### TASK DIRECTIONS
Your task is to extract the lines from the one holding "Serialize everything readable" through the end of the material. Set them down exactly and add nothing.

[Data extracted from a collection]

-- START --

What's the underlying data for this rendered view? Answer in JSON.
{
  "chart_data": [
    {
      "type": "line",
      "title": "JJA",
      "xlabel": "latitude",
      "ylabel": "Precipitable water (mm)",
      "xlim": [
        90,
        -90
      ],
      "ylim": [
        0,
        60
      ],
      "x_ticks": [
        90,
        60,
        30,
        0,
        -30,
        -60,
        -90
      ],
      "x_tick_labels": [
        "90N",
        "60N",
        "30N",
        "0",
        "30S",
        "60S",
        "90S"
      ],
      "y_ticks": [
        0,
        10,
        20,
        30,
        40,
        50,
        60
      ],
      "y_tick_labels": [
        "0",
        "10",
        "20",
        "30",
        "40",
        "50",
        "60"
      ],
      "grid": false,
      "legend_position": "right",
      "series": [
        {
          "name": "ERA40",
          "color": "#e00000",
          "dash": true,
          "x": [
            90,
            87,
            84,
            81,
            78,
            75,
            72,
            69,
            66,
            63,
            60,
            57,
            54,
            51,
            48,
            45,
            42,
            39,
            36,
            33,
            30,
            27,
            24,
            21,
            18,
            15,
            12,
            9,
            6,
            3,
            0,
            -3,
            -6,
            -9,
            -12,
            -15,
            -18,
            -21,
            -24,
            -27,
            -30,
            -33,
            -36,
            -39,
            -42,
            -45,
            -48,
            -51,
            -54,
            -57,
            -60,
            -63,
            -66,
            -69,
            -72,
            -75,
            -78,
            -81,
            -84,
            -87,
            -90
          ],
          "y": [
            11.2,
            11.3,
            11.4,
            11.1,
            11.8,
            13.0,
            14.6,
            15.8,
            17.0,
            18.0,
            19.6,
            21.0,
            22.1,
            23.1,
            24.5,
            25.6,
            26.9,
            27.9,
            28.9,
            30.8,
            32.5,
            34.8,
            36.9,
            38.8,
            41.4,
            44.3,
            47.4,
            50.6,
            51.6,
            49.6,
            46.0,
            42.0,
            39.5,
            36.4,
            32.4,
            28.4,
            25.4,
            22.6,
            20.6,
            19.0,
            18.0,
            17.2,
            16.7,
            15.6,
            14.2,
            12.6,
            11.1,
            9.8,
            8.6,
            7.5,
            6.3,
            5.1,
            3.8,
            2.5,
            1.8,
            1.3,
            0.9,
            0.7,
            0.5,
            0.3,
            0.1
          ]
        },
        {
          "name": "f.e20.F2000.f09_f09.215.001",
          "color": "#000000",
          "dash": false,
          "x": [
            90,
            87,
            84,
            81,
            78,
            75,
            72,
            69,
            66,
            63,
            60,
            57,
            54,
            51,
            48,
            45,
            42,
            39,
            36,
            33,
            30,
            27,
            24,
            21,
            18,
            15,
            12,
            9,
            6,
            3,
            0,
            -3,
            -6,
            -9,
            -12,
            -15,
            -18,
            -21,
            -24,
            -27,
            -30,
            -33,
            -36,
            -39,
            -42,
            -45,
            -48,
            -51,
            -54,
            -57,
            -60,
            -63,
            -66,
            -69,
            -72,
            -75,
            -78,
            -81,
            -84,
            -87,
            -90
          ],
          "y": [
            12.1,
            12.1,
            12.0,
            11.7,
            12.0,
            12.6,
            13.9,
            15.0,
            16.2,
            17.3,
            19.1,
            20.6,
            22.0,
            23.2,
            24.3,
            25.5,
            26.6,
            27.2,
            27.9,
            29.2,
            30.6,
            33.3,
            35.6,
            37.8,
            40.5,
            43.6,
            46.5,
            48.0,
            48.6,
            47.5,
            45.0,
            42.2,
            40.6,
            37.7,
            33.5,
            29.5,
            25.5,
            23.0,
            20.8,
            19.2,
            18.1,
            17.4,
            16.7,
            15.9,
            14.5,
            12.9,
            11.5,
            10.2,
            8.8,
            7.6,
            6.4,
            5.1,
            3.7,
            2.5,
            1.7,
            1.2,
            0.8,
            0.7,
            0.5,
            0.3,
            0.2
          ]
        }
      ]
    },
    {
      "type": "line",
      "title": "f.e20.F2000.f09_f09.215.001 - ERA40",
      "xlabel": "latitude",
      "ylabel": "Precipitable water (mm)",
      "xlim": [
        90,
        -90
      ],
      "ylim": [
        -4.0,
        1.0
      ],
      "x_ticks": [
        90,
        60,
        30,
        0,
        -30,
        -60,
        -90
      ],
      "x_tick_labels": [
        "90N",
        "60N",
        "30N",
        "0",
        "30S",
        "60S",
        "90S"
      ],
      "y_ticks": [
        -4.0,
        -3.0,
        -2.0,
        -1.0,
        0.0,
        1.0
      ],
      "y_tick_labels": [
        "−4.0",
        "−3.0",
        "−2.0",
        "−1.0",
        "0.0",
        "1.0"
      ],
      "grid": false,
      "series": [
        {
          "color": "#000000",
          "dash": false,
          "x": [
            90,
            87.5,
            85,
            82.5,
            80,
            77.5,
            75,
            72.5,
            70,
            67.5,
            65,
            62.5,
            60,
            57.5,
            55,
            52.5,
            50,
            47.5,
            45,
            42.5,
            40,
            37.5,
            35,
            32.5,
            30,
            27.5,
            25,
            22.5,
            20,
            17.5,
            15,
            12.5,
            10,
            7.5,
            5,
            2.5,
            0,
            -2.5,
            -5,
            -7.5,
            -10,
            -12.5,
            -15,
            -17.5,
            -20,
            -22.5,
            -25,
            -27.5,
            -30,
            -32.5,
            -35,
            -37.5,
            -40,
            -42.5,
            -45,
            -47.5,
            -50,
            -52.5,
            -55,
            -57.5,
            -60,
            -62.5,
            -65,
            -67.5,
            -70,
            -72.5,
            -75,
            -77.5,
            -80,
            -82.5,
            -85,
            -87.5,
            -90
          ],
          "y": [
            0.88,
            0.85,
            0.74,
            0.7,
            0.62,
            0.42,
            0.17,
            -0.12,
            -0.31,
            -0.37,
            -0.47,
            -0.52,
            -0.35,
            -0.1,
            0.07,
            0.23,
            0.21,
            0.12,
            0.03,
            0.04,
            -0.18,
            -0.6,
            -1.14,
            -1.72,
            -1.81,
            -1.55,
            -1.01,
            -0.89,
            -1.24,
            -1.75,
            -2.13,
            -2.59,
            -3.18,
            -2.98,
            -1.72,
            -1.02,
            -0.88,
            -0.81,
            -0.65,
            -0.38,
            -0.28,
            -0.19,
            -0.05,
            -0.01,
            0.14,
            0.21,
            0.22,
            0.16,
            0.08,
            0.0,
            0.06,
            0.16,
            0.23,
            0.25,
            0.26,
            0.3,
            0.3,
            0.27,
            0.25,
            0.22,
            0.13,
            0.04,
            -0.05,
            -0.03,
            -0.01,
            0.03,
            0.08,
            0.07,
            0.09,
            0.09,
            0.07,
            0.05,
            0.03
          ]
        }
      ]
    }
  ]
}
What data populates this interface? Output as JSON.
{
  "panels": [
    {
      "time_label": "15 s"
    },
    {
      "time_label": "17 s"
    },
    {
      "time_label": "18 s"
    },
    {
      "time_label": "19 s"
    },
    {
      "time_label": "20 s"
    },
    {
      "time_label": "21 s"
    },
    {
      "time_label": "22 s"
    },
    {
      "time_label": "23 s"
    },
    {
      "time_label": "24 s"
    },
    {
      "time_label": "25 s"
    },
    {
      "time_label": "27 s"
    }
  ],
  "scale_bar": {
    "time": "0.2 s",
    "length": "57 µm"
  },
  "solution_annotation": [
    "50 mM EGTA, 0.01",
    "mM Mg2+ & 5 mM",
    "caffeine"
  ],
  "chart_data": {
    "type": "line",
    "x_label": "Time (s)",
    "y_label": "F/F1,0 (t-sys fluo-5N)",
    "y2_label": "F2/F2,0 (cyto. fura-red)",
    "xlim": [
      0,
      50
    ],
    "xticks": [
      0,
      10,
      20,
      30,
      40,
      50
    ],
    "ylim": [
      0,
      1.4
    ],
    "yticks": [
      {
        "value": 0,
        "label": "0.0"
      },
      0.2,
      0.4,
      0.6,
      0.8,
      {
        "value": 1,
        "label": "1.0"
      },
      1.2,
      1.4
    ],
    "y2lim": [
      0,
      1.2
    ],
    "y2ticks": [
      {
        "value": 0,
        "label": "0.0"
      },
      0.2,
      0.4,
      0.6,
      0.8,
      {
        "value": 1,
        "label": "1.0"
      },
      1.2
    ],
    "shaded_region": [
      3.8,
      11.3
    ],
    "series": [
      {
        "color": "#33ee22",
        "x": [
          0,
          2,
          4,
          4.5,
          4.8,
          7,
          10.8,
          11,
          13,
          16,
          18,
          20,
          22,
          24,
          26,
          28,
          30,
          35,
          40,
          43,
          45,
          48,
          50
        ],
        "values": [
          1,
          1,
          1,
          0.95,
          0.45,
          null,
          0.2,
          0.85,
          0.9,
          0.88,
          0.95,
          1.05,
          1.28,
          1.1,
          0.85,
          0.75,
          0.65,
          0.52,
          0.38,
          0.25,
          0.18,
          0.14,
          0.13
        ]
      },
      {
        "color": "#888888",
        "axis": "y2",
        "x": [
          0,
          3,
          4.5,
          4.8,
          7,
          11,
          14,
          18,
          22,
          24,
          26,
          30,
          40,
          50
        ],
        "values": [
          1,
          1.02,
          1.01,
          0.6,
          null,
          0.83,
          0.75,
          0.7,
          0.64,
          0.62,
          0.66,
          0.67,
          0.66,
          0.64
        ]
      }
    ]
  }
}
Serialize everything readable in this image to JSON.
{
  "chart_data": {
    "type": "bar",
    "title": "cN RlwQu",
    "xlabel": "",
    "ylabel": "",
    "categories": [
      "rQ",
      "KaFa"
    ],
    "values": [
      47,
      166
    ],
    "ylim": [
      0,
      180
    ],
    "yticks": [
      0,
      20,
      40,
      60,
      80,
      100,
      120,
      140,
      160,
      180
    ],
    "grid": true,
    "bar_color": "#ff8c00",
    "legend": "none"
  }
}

-- END --

### RESULT OF THE TASK
Serialize everything readable in this image to JSON.
{
  "chart_data": {
    "type": "bar",
    "title": "cN RlwQu",
    "xlabel": "",
    "ylabel": "",
    "categories": [
      "rQ",
      "KaFa"
    ],
    "values": [
      47,
      166
    ],
    "ylim": [
      0,
      180
    ],
    "yticks": [
      0,
      20,
      40,
      60,
      80,
      100,
      120,
      140,
      160,
      180
    ],
    "grid": true,
    "bar_color": "#ff8c00",
    "legend": "none"
  }
}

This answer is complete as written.